#### [WHAT IS REQUIRED]
Find and copy lines holding "chuẩn".
---
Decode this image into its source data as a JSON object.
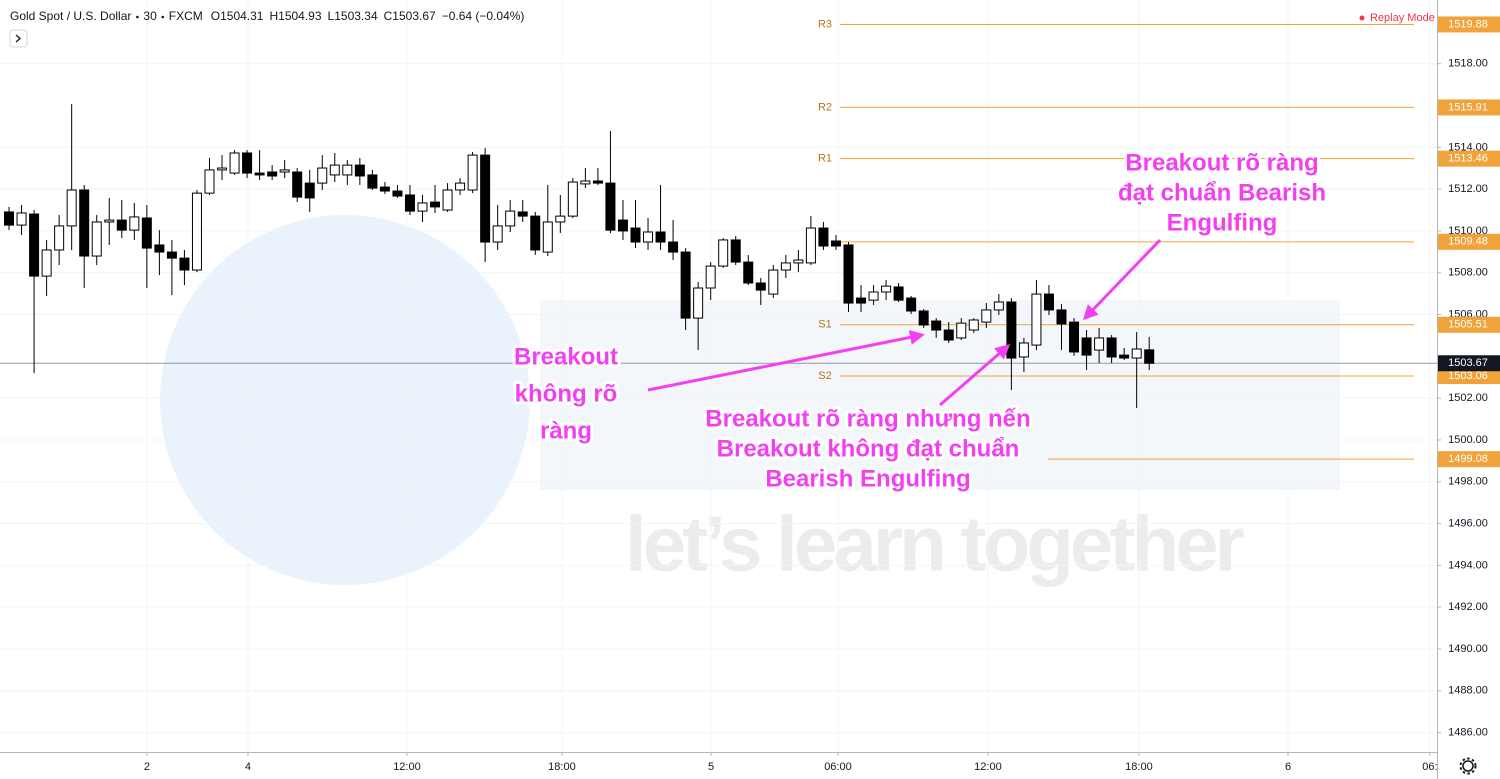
{
  "header": {
    "symbol": "Gold Spot / U.S. Dollar",
    "interval": "30",
    "source": "FXCM",
    "ohlc_labels": [
      "O",
      "H",
      "L",
      "C"
    ],
    "change": "−0.64 (−0.04%)",
    "replay": "Replay Mode"
  },
  "chart_data": {
    "type": "candlestick",
    "open": [
      1510.91,
      1510.28,
      1510.81,
      1507.84,
      1509.09,
      1510.24,
      1511.96,
      1508.8,
      1510.43,
      1510.52,
      1510.04,
      1510.62,
      1509.33,
      1508.99,
      1508.7,
      1508.13,
      1511.81,
      1512.92,
      1512.77,
      1513.73,
      1512.77,
      1512.82,
      1512.82,
      1512.82,
      1512.29,
      1512.29,
      1512.68,
      1512.68,
      1513.15,
      1512.68,
      1512.1,
      1511.91,
      1511.72,
      1510.95,
      1511.38,
      1511.0,
      1511.96,
      1511.96,
      1513.63,
      1509.47,
      1510.24,
      1510.91,
      1510.71,
      1508.99,
      1510.43,
      1510.71,
      1512.25,
      1512.39,
      1512.29,
      1510.52,
      1510.14,
      1509.47,
      1509.95,
      1509.47,
      1508.99,
      1505.83,
      1507.27,
      1508.32,
      1509.57,
      1508.51,
      1507.51,
      1506.98,
      1508.13,
      1508.47,
      1508.47,
      1510.14,
      1509.52,
      1509.33,
      1506.79,
      1506.69,
      1507.08,
      1507.32,
      1506.79,
      1506.17,
      1505.69,
      1505.26,
      1504.88,
      1505.26,
      1505.64,
      1506.22,
      1506.6,
      1503.97,
      1504.54,
      1506.98,
      1506.22,
      1505.64,
      1504.88,
      1504.3,
      1504.88,
      1504.06,
      1503.92,
      1504.31
    ],
    "high": [
      1511.15,
      1511.24,
      1511.0,
      1509.57,
      1510.76,
      1516.07,
      1512.2,
      1510.76,
      1511.58,
      1511.48,
      1511.34,
      1511.24,
      1510.04,
      1509.57,
      1509.09,
      1511.96,
      1513.49,
      1513.63,
      1513.87,
      1513.87,
      1513.87,
      1513.15,
      1513.39,
      1513.01,
      1512.92,
      1513.63,
      1513.73,
      1513.39,
      1513.49,
      1512.92,
      1512.34,
      1512.2,
      1512.2,
      1511.72,
      1512.2,
      1512.29,
      1512.53,
      1513.78,
      1513.97,
      1511.24,
      1511.48,
      1511.48,
      1510.91,
      1512.2,
      1511.72,
      1512.53,
      1513.01,
      1513.01,
      1514.78,
      1511.48,
      1511.48,
      1510.62,
      1512.2,
      1510.52,
      1509.18,
      1507.56,
      1508.51,
      1509.66,
      1509.76,
      1508.85,
      1507.75,
      1508.37,
      1508.85,
      1509.09,
      1510.71,
      1510.43,
      1509.81,
      1509.47,
      1507.41,
      1507.41,
      1507.65,
      1507.51,
      1506.89,
      1506.26,
      1505.83,
      1505.64,
      1505.83,
      1505.83,
      1506.55,
      1506.98,
      1506.79,
      1504.88,
      1507.65,
      1507.41,
      1506.5,
      1505.83,
      1505.26,
      1505.36,
      1505.02,
      1504.4,
      1505.16,
      1504.93
    ],
    "low": [
      1510.04,
      1509.81,
      1503.2,
      1506.89,
      1508.37,
      1509.09,
      1507.27,
      1508.37,
      1509.33,
      1509.66,
      1509.57,
      1507.27,
      1507.89,
      1506.93,
      1507.41,
      1508.03,
      1511.72,
      1512.44,
      1512.68,
      1512.53,
      1512.44,
      1512.44,
      1512.53,
      1511.38,
      1510.91,
      1511.96,
      1512.34,
      1512.2,
      1512.2,
      1511.96,
      1511.77,
      1511.58,
      1510.76,
      1510.43,
      1510.86,
      1510.91,
      1511.72,
      1511.81,
      1508.51,
      1509.09,
      1509.95,
      1510.43,
      1508.85,
      1508.8,
      1509.9,
      1510.62,
      1512.05,
      1512.2,
      1509.9,
      1509.57,
      1509.18,
      1509.09,
      1509.09,
      1508.61,
      1505.26,
      1504.3,
      1506.69,
      1508.23,
      1508.37,
      1507.41,
      1506.46,
      1506.79,
      1507.75,
      1508.03,
      1508.37,
      1509.09,
      1509.09,
      1506.12,
      1506.12,
      1506.46,
      1506.69,
      1506.6,
      1506.03,
      1505.36,
      1504.88,
      1504.64,
      1504.78,
      1505.12,
      1505.36,
      1505.98,
      1502.39,
      1503.25,
      1504.3,
      1505.98,
      1504.3,
      1504.02,
      1503.35,
      1503.68,
      1503.68,
      1503.82,
      1501.53,
      1503.34
    ],
    "close": [
      1510.28,
      1510.86,
      1507.84,
      1509.09,
      1510.24,
      1511.96,
      1508.8,
      1510.43,
      1510.52,
      1510.04,
      1510.67,
      1509.18,
      1508.99,
      1508.7,
      1508.13,
      1511.81,
      1512.92,
      1513.01,
      1513.73,
      1512.77,
      1512.68,
      1512.63,
      1512.92,
      1511.62,
      1511.58,
      1513.01,
      1513.15,
      1513.15,
      1512.63,
      1512.05,
      1511.91,
      1511.67,
      1510.95,
      1511.34,
      1511.15,
      1511.96,
      1512.29,
      1513.63,
      1509.47,
      1510.24,
      1510.95,
      1510.71,
      1509.09,
      1510.43,
      1510.71,
      1512.34,
      1512.39,
      1512.29,
      1510.04,
      1510.0,
      1509.47,
      1509.95,
      1509.47,
      1508.99,
      1505.83,
      1507.27,
      1508.32,
      1509.57,
      1508.51,
      1507.51,
      1507.17,
      1508.13,
      1508.47,
      1508.61,
      1510.14,
      1509.28,
      1509.28,
      1506.55,
      1506.55,
      1507.08,
      1507.36,
      1506.69,
      1506.17,
      1505.5,
      1505.26,
      1504.78,
      1505.59,
      1505.74,
      1506.22,
      1506.6,
      1503.92,
      1504.64,
      1506.98,
      1506.22,
      1505.55,
      1504.21,
      1504.06,
      1504.88,
      1503.97,
      1503.92,
      1504.35,
      1503.67
    ],
    "up_color": "#ffffff",
    "down_color": "#000000",
    "wick_color": "#000000",
    "xlim": [
      -0.72,
      113.97
    ],
    "xticks": [
      {
        "value": 11.01,
        "label": "2"
      },
      {
        "value": 19.07,
        "label": "4"
      },
      {
        "value": 31.76,
        "label": "12:00"
      },
      {
        "value": 44.13,
        "label": "18:00"
      },
      {
        "value": 56.03,
        "label": "5"
      },
      {
        "value": 66.16,
        "label": "06:00"
      },
      {
        "value": 78.13,
        "label": "12:00"
      },
      {
        "value": 90.18,
        "label": "18:00"
      },
      {
        "value": 102.08,
        "label": "6"
      },
      {
        "value": 113.4,
        "label": "06:"
      }
    ],
    "ylim": [
      1485.07,
      1521.05
    ],
    "yticks": [
      {
        "value": 1486,
        "label": "1486.00"
      },
      {
        "value": 1488,
        "label": "1488.00"
      },
      {
        "value": 1490,
        "label": "1490.00"
      },
      {
        "value": 1492,
        "label": "1492.00"
      },
      {
        "value": 1494,
        "label": "1494.00"
      },
      {
        "value": 1496,
        "label": "1496.00"
      },
      {
        "value": 1498,
        "label": "1498.00"
      },
      {
        "value": 1500,
        "label": "1500.00"
      },
      {
        "value": 1502,
        "label": "1502.00"
      },
      {
        "value": 1506,
        "label": "1506.00"
      },
      {
        "value": 1508,
        "label": "1508.00"
      },
      {
        "value": 1510,
        "label": "1510.00"
      },
      {
        "value": 1512,
        "label": "1512.00"
      },
      {
        "value": 1514,
        "label": "1514.00"
      },
      {
        "value": 1518,
        "label": "1518.00"
      }
    ],
    "grid": true,
    "levels": [
      {
        "name": "R3",
        "value": 1519.88
      },
      {
        "name": "R2",
        "value": 1515.91
      },
      {
        "name": "R1",
        "value": 1513.46
      },
      {
        "value": 1509.48
      },
      {
        "name": "S1",
        "value": 1505.51
      },
      {
        "name": "S2",
        "value": 1503.06
      },
      {
        "value": 1499.08
      }
    ],
    "level_color": "#f0a23b",
    "last_price_color": "#131722",
    "annotations": [
      {
        "lines": [
          "Breakout",
          "không rõ",
          "ràng"
        ]
      },
      {
        "lines": [
          "Breakout rõ ràng nhưng nến",
          "Breakout không đạt chuẩn",
          "Bearish Engulfing"
        ]
      },
      {
        "lines": [
          "Breakout rõ ràng",
          "đạt chuẩn Bearish",
          "Engulfing"
        ]
      }
    ],
    "annotation_color": "#f43ff0",
    "watermark": "let’s learn together"
  }
}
---
#### [OUTPUT BELOW]
          "Breakout không đạt chuẩn",
          "đạt chuẩn Bearish",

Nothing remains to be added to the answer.